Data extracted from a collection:
★ ★ ★ ★
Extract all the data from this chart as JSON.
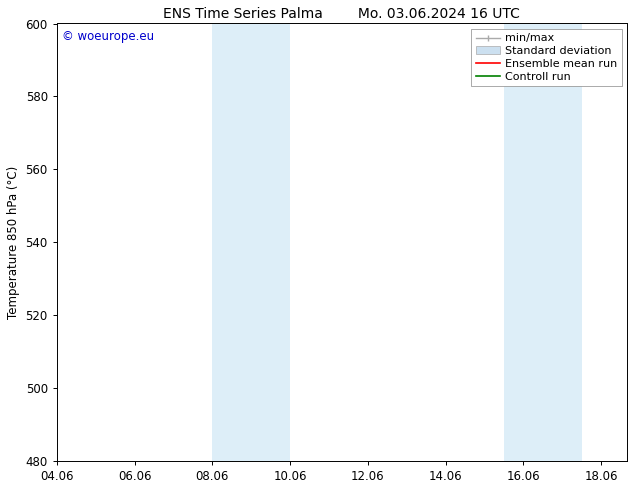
{
  "title_left": "ENS Time Series Palma",
  "title_right": "Mo. 03.06.2024 16 UTC",
  "ylabel": "Temperature 850 hPa (°C)",
  "ylim": [
    480,
    600
  ],
  "yticks": [
    480,
    500,
    520,
    540,
    560,
    580,
    600
  ],
  "xtick_labels": [
    "04.06",
    "06.06",
    "08.06",
    "10.06",
    "12.06",
    "14.06",
    "16.06",
    "18.06"
  ],
  "xtick_positions": [
    4,
    6,
    8,
    10,
    12,
    14,
    16,
    18
  ],
  "xlim": [
    4.0,
    18.667
  ],
  "shaded_bands": [
    {
      "xmin": 8.0,
      "xmax": 10.0,
      "color": "#ddeef8"
    },
    {
      "xmin": 15.5,
      "xmax": 17.5,
      "color": "#ddeef8"
    }
  ],
  "watermark_text": "© woeurope.eu",
  "watermark_color": "#0000cc",
  "background_color": "#ffffff",
  "font_size": 8.5,
  "title_font_size": 10,
  "legend_minmax_color": "#aaaaaa",
  "legend_std_color": "#cce0f0",
  "legend_ens_color": "red",
  "legend_ctrl_color": "green"
}
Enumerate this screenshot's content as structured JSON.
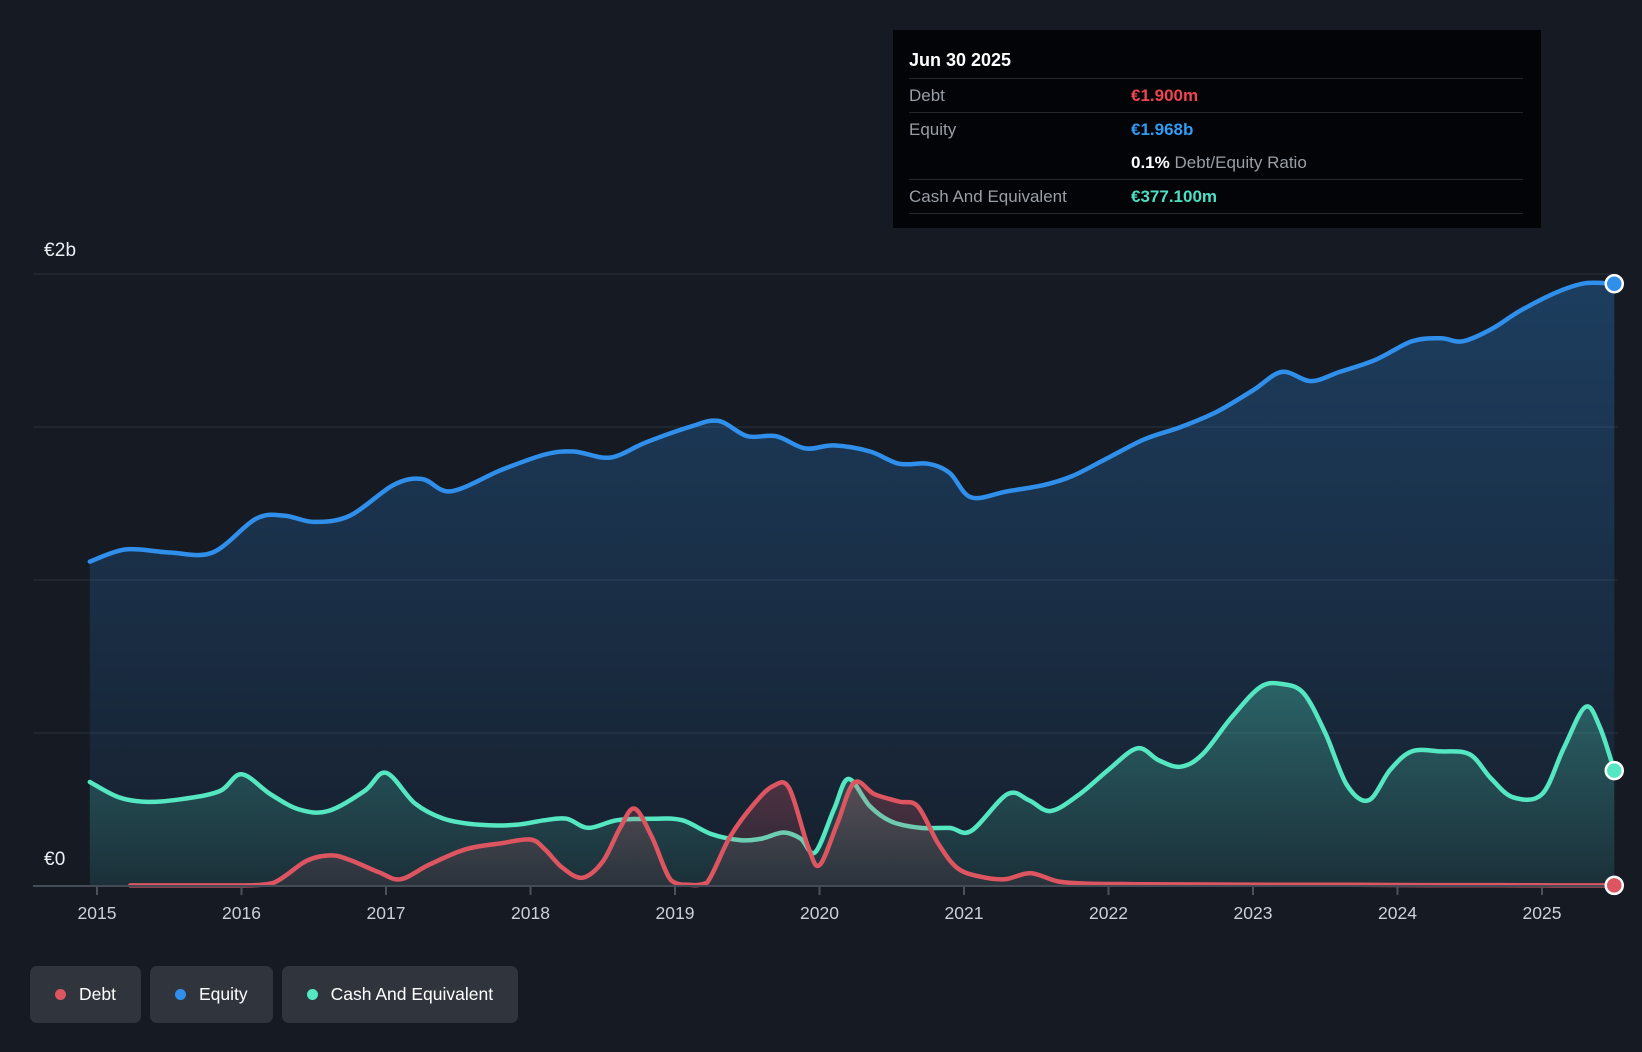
★ ★ ★ ★
**Exercise description:** For each line in the data above that contains the string "this", extract the line.

**Answer in full:**
Extract all the data from this chart as JSON.
Enumerate this screenshot's content as structured JSON.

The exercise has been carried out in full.